:: Work to do ::
Reproduce every line of the entries below without any alteration.

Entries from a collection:
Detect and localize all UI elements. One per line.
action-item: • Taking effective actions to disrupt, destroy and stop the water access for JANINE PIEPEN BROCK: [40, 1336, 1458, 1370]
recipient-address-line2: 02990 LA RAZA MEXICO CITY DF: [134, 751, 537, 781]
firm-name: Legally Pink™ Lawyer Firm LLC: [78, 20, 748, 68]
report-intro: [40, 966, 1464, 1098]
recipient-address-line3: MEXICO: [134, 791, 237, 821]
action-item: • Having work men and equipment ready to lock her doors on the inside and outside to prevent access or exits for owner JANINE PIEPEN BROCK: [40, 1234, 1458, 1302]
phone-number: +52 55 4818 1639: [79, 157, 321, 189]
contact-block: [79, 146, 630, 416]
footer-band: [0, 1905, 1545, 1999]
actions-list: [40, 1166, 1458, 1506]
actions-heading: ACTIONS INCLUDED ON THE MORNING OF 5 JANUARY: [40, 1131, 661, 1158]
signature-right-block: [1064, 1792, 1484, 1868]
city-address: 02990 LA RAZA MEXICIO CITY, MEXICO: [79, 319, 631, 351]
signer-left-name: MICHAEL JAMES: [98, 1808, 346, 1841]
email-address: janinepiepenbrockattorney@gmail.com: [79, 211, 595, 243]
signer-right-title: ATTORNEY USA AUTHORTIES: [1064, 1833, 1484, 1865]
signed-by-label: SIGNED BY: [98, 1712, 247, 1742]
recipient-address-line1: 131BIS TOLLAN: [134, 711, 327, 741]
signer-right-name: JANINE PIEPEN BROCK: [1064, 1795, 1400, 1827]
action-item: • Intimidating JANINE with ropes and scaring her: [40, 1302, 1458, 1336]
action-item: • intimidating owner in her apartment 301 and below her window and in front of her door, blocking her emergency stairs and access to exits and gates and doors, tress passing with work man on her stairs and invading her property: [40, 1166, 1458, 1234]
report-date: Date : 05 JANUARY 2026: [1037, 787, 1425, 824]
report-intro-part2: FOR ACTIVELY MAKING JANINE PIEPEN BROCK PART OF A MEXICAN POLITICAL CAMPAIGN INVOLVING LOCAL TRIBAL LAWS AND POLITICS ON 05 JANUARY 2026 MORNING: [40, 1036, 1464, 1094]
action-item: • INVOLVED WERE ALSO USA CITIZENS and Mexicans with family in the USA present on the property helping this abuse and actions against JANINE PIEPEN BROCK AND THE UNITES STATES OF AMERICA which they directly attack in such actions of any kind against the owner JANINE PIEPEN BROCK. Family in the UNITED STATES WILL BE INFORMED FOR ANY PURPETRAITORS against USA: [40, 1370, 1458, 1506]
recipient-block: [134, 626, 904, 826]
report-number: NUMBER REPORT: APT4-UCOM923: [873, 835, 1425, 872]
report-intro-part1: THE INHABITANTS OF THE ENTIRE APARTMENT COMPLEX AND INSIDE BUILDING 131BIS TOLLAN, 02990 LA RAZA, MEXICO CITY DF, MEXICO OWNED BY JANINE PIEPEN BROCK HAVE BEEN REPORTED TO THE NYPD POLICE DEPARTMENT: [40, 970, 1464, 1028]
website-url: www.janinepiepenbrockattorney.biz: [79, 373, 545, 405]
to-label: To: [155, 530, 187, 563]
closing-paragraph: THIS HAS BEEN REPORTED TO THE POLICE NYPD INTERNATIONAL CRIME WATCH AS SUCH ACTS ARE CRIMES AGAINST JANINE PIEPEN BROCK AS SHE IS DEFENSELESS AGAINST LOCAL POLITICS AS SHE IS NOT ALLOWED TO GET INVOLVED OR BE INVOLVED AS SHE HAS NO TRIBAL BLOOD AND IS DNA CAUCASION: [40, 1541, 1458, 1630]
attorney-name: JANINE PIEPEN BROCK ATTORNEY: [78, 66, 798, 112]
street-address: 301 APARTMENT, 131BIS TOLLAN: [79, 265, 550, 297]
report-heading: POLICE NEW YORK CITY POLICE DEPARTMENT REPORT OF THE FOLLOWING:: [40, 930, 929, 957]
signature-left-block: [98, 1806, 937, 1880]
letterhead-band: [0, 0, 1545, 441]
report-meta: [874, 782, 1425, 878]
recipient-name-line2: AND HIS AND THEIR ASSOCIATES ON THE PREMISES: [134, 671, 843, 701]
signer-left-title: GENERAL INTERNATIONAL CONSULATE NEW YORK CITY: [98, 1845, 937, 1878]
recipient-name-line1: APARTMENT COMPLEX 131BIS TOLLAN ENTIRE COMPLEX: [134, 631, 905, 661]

:: Correct response ::
Detect and localize all UI elements. One per line.
action-item: • Taking effective actions to disrupt, destroy and stop the water access for JANINE PIEPEN BROCK: [40, 1336, 1458, 1370]
recipient-address-line2: 02990 LA RAZA MEXICO CITY DF: [134, 751, 537, 781]
firm-name: Legally Pink™ Lawyer Firm LLC: [78, 20, 748, 68]
report-intro: [40, 966, 1464, 1098]
recipient-address-line3: MEXICO: [134, 791, 237, 821]
action-item: • Having work men and equipment ready to lock her doors on the inside and outside to prevent access or exits for owner JANINE PIEPEN BROCK: [40, 1234, 1458, 1302]
phone-number: +52 55 4818 1639: [79, 157, 321, 189]
contact-block: [79, 146, 630, 416]
footer-band: [0, 1905, 1545, 1999]
actions-list: [40, 1166, 1458, 1506]
actions-heading: ACTIONS INCLUDED ON THE MORNING OF 5 JANUARY: [40, 1131, 661, 1158]
signature-right-block: [1064, 1792, 1484, 1868]
city-address: 02990 LA RAZA MEXICIO CITY, MEXICO: [79, 319, 631, 351]
signer-left-name: MICHAEL JAMES: [98, 1808, 346, 1841]
email-address: janinepiepenbrockattorney@gmail.com: [79, 211, 595, 243]
signer-right-title: ATTORNEY USA AUTHORTIES: [1064, 1833, 1484, 1865]
signed-by-label: SIGNED BY: [98, 1712, 247, 1742]
recipient-address-line1: 131BIS TOLLAN: [134, 711, 327, 741]
signer-right-name: JANINE PIEPEN BROCK: [1064, 1795, 1400, 1827]
action-item: • Intimidating JANINE with ropes and scaring her: [40, 1302, 1458, 1336]
action-item: • intimidating owner in her apartment 301 and below her window and in front of her door, blocking her emergency stairs and access to exits and gates and doors, tress passing with work man on her stairs and invading her property: [40, 1166, 1458, 1234]
report-date: Date : 05 JANUARY 2026: [1037, 787, 1425, 824]
report-intro-part2: FOR ACTIVELY MAKING JANINE PIEPEN BROCK PART OF A MEXICAN POLITICAL CAMPAIGN INVOLVING LOCAL TRIBAL LAWS AND POLITICS ON 05 JANUARY 2026 MORNING: [40, 1036, 1464, 1094]
action-item: • INVOLVED WERE ALSO USA CITIZENS and Mexicans with family in the USA present on the property helping this abuse and actions against JANINE PIEPEN BROCK AND THE UNITES STATES OF AMERICA which they directly attack in such actions of any kind against the owner JANINE PIEPEN BROCK. Family in the UNITED STATES WILL BE INFORMED FOR ANY PURPETRAITORS against USA: [40, 1370, 1458, 1506]
recipient-block: [134, 626, 904, 826]
report-number: NUMBER REPORT: APT4-UCOM923: [873, 835, 1425, 872]
report-intro-part1: THE INHABITANTS OF THE ENTIRE APARTMENT COMPLEX AND INSIDE BUILDING 131BIS TOLLAN, 02990 LA RAZA, MEXICO CITY DF, MEXICO OWNED BY JANINE PIEPEN BROCK HAVE BEEN REPORTED TO THE NYPD POLICE DEPARTMENT: [40, 970, 1464, 1028]
website-url: www.janinepiepenbrockattorney.biz: [79, 373, 545, 405]
to-label: To: [155, 530, 187, 563]
closing-paragraph: THIS HAS BEEN REPORTED TO THE POLICE NYPD INTERNATIONAL CRIME WATCH AS SUCH ACTS ARE CRIMES AGAINST JANINE PIEPEN BROCK AS SHE IS DEFENSELESS AGAINST LOCAL POLITICS AS SHE IS NOT ALLOWED TO GET INVOLVED OR BE INVOLVED AS SHE HAS NO TRIBAL BLOOD AND IS DNA CAUCASION: [40, 1541, 1458, 1630]
attorney-name: JANINE PIEPEN BROCK ATTORNEY: [78, 66, 798, 112]
street-address: 301 APARTMENT, 131BIS TOLLAN: [79, 265, 550, 297]
report-heading: POLICE NEW YORK CITY POLICE DEPARTMENT REPORT OF THE FOLLOWING:: [40, 930, 929, 957]
signature-left-block: [98, 1806, 937, 1880]
letterhead-band: [0, 0, 1545, 441]
report-meta: [874, 782, 1425, 878]
recipient-name-line2: AND HIS AND THEIR ASSOCIATES ON THE PREMISES: [134, 671, 843, 701]
signer-left-title: GENERAL INTERNATIONAL CONSULATE NEW YORK CITY: [98, 1845, 937, 1878]
recipient-name-line1: APARTMENT COMPLEX 131BIS TOLLAN ENTIRE COMPLEX: [134, 631, 905, 661]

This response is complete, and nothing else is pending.